TASK:
Copy each line exactly. Leave nothing out.

(Extracted records)
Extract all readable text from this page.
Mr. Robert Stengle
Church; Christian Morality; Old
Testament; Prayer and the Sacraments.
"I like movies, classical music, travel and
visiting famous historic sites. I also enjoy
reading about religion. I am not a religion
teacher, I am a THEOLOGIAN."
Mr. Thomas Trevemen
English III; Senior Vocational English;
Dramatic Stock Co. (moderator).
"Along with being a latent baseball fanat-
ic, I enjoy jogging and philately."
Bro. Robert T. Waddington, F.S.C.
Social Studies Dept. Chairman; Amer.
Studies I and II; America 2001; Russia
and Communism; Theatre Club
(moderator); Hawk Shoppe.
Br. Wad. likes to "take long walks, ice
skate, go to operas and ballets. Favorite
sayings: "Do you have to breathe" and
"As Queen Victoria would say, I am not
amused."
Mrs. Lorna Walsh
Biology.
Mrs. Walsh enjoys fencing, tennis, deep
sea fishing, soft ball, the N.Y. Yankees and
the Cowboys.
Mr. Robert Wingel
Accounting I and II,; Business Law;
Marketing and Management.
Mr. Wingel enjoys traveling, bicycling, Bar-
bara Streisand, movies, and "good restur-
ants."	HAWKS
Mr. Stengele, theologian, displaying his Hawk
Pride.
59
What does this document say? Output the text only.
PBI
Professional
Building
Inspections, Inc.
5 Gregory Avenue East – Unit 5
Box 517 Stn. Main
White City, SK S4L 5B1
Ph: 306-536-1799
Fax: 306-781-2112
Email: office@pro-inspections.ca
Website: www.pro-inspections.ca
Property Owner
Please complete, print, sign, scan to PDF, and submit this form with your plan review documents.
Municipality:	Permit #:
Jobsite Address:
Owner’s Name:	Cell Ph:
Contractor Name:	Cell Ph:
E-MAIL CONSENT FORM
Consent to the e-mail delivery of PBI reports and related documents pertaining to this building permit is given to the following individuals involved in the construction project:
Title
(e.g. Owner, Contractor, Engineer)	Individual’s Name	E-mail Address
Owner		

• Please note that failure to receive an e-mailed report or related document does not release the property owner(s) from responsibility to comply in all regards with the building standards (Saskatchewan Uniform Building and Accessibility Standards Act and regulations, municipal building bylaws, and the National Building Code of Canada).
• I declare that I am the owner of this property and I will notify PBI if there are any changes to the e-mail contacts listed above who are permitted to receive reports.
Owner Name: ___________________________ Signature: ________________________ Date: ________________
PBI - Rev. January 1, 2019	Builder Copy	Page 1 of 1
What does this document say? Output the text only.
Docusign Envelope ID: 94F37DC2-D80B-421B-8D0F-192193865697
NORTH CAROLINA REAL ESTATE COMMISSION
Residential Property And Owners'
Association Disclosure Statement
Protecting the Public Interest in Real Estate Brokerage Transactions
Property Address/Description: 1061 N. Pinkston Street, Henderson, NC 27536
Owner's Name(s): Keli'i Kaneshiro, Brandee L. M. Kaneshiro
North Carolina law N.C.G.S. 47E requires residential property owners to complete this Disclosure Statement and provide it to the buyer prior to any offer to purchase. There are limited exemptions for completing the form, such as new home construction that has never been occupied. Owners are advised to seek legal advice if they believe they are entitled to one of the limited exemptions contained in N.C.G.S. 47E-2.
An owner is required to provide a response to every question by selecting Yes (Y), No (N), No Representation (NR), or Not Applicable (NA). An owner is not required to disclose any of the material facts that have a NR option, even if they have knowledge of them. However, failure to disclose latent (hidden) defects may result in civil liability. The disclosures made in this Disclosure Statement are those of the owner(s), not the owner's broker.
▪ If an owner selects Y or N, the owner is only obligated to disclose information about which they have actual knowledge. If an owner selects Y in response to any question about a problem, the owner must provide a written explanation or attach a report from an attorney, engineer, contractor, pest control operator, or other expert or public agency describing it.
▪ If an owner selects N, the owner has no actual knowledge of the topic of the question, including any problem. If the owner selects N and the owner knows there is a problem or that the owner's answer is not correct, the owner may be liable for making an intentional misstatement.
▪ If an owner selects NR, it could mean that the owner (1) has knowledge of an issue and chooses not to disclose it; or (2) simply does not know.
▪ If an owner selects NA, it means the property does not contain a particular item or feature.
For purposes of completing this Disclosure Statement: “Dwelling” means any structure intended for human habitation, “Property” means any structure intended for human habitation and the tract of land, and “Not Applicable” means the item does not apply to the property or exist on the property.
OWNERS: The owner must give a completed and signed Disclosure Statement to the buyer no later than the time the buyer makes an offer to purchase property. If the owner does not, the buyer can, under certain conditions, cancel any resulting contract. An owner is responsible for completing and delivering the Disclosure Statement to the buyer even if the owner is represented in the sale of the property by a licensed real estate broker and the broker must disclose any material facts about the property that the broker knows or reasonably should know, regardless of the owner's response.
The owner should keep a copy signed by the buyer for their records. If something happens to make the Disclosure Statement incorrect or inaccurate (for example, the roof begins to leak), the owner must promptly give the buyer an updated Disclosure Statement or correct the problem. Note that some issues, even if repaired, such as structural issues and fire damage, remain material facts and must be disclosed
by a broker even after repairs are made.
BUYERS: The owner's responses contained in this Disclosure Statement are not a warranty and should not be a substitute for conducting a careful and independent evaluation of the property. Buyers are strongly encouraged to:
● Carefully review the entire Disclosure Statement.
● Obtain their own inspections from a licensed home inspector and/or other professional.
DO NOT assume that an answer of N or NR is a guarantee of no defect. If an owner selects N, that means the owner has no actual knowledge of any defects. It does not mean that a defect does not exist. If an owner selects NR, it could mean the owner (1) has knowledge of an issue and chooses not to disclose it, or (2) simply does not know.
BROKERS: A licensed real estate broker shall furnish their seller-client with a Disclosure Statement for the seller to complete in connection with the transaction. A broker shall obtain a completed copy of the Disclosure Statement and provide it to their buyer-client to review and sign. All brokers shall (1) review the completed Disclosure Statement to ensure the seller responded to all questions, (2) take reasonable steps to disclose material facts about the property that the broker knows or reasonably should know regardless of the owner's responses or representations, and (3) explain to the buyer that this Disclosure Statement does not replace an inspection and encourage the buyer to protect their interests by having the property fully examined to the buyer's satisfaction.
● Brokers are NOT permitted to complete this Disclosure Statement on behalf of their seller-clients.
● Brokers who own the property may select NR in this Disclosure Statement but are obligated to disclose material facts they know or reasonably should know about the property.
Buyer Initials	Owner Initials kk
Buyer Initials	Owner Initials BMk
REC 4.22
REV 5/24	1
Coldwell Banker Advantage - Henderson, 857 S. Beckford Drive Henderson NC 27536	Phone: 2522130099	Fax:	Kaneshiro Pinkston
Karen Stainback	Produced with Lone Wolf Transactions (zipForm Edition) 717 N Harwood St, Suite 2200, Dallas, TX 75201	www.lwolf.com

SOLUTION BELOW:
Extract all readable text from this page.
Mr. Robert Stengle
Church; Christian Morality; Old
Testament; Prayer and the Sacraments.
"I like movies, classical music, travel and
visiting famous historic sites. I also enjoy
reading about religion. I am not a religion
teacher, I am a THEOLOGIAN."
Mr. Thomas Trevemen
English III; Senior Vocational English;
Dramatic Stock Co. (moderator).
"Along with being a latent baseball fanat-
ic, I enjoy jogging and philately."
Bro. Robert T. Waddington, F.S.C.
Social Studies Dept. Chairman; Amer.
Studies I and II; America 2001; Russia
and Communism; Theatre Club
(moderator); Hawk Shoppe.
Br. Wad. likes to "take long walks, ice
skate, go to operas and ballets. Favorite
sayings: "Do you have to breathe" and
"As Queen Victoria would say, I am not
amused."
Mrs. Lorna Walsh
Biology.
Mrs. Walsh enjoys fencing, tennis, deep
sea fishing, soft ball, the N.Y. Yankees and
the Cowboys.
Mr. Robert Wingel
Accounting I and II,; Business Law;
Marketing and Management.
Mr. Wingel enjoys traveling, bicycling, Bar-
bara Streisand, movies, and "good restur-
ants."	HAWKS
Mr. Stengele, theologian, displaying his Hawk
Pride.
59
What does this document say? Output the text only.
PBI
Professional
Building
Inspections, Inc.
5 Gregory Avenue East – Unit 5
Box 517 Stn. Main
White City, SK S4L 5B1
Ph: 306-536-1799
Fax: 306-781-2112
Email: office@pro-inspections.ca
Website: www.pro-inspections.ca
Property Owner
Please complete, print, sign, scan to PDF, and submit this form with your plan review documents.
Municipality:	Permit #:
Jobsite Address:
Owner’s Name:	Cell Ph:
Contractor Name:	Cell Ph:
E-MAIL CONSENT FORM
Consent to the e-mail delivery of PBI reports and related documents pertaining to this building permit is given to the following individuals involved in the construction project:
Title
(e.g. Owner, Contractor, Engineer)	Individual’s Name	E-mail Address
Owner		

• Please note that failure to receive an e-mailed report or related document does not release the property owner(s) from responsibility to comply in all regards with the building standards (Saskatchewan Uniform Building and Accessibility Standards Act and regulations, municipal building bylaws, and the National Building Code of Canada).
• I declare that I am the owner of this property and I will notify PBI if there are any changes to the e-mail contacts listed above who are permitted to receive reports.
Owner Name: ___________________________ Signature: ________________________ Date: ________________
PBI - Rev. January 1, 2019	Builder Copy	Page 1 of 1
What does this document say? Output the text only.
Docusign Envelope ID: 94F37DC2-D80B-421B-8D0F-192193865697
NORTH CAROLINA REAL ESTATE COMMISSION
Residential Property And Owners'
Association Disclosure Statement
Protecting the Public Interest in Real Estate Brokerage Transactions
Property Address/Description: 1061 N. Pinkston Street, Henderson, NC 27536
Owner's Name(s): Keli'i Kaneshiro, Brandee L. M. Kaneshiro
North Carolina law N.C.G.S. 47E requires residential property owners to complete this Disclosure Statement and provide it to the buyer prior to any offer to purchase. There are limited exemptions for completing the form, such as new home construction that has never been occupied. Owners are advised to seek legal advice if they believe they are entitled to one of the limited exemptions contained in N.C.G.S. 47E-2.
An owner is required to provide a response to every question by selecting Yes (Y), No (N), No Representation (NR), or Not Applicable (NA). An owner is not required to disclose any of the material facts that have a NR option, even if they have knowledge of them. However, failure to disclose latent (hidden) defects may result in civil liability. The disclosures made in this Disclosure Statement are those of the owner(s), not the owner's broker.
▪ If an owner selects Y or N, the owner is only obligated to disclose information about which they have actual knowledge. If an owner selects Y in response to any question about a problem, the owner must provide a written explanation or attach a report from an attorney, engineer, contractor, pest control operator, or other expert or public agency describing it.
▪ If an owner selects N, the owner has no actual knowledge of the topic of the question, including any problem. If the owner selects N and the owner knows there is a problem or that the owner's answer is not correct, the owner may be liable for making an intentional misstatement.
▪ If an owner selects NR, it could mean that the owner (1) has knowledge of an issue and chooses not to disclose it; or (2) simply does not know.
▪ If an owner selects NA, it means the property does not contain a particular item or feature.
For purposes of completing this Disclosure Statement: “Dwelling” means any structure intended for human habitation, “Property” means any structure intended for human habitation and the tract of land, and “Not Applicable” means the item does not apply to the property or exist on the property.
OWNERS: The owner must give a completed and signed Disclosure Statement to the buyer no later than the time the buyer makes an offer to purchase property. If the owner does not, the buyer can, under certain conditions, cancel any resulting contract. An owner is responsible for completing and delivering the Disclosure Statement to the buyer even if the owner is represented in the sale of the property by a licensed real estate broker and the broker must disclose any material facts about the property that the broker knows or reasonably should know, regardless of the owner's response.
The owner should keep a copy signed by the buyer for their records. If something happens to make the Disclosure Statement incorrect or inaccurate (for example, the roof begins to leak), the owner must promptly give the buyer an updated Disclosure Statement or correct the problem. Note that some issues, even if repaired, such as structural issues and fire damage, remain material facts and must be disclosed
by a broker even after repairs are made.
BUYERS: The owner's responses contained in this Disclosure Statement are not a warranty and should not be a substitute for conducting a careful and independent evaluation of the property. Buyers are strongly encouraged to:
● Carefully review the entire Disclosure Statement.
● Obtain their own inspections from a licensed home inspector and/or other professional.
DO NOT assume that an answer of N or NR is a guarantee of no defect. If an owner selects N, that means the owner has no actual knowledge of any defects. It does not mean that a defect does not exist. If an owner selects NR, it could mean the owner (1) has knowledge of an issue and chooses not to disclose it, or (2) simply does not know.
BROKERS: A licensed real estate broker shall furnish their seller-client with a Disclosure Statement for the seller to complete in connection with the transaction. A broker shall obtain a completed copy of the Disclosure Statement and provide it to their buyer-client to review and sign. All brokers shall (1) review the completed Disclosure Statement to ensure the seller responded to all questions, (2) take reasonable steps to disclose material facts about the property that the broker knows or reasonably should know regardless of the owner's responses or representations, and (3) explain to the buyer that this Disclosure Statement does not replace an inspection and encourage the buyer to protect their interests by having the property fully examined to the buyer's satisfaction.
● Brokers are NOT permitted to complete this Disclosure Statement on behalf of their seller-clients.
● Brokers who own the property may select NR in this Disclosure Statement but are obligated to disclose material facts they know or reasonably should know about the property.
Buyer Initials	Owner Initials kk
Buyer Initials	Owner Initials BMk
REC 4.22
REV 5/24	1
Coldwell Banker Advantage - Henderson, 857 S. Beckford Drive Henderson NC 27536	Phone: 2522130099	Fax:	Kaneshiro Pinkston
Karen Stainback	Produced with Lone Wolf Transactions (zipForm Edition) 717 N Harwood St, Suite 2200, Dallas, TX 75201	www.lwolf.com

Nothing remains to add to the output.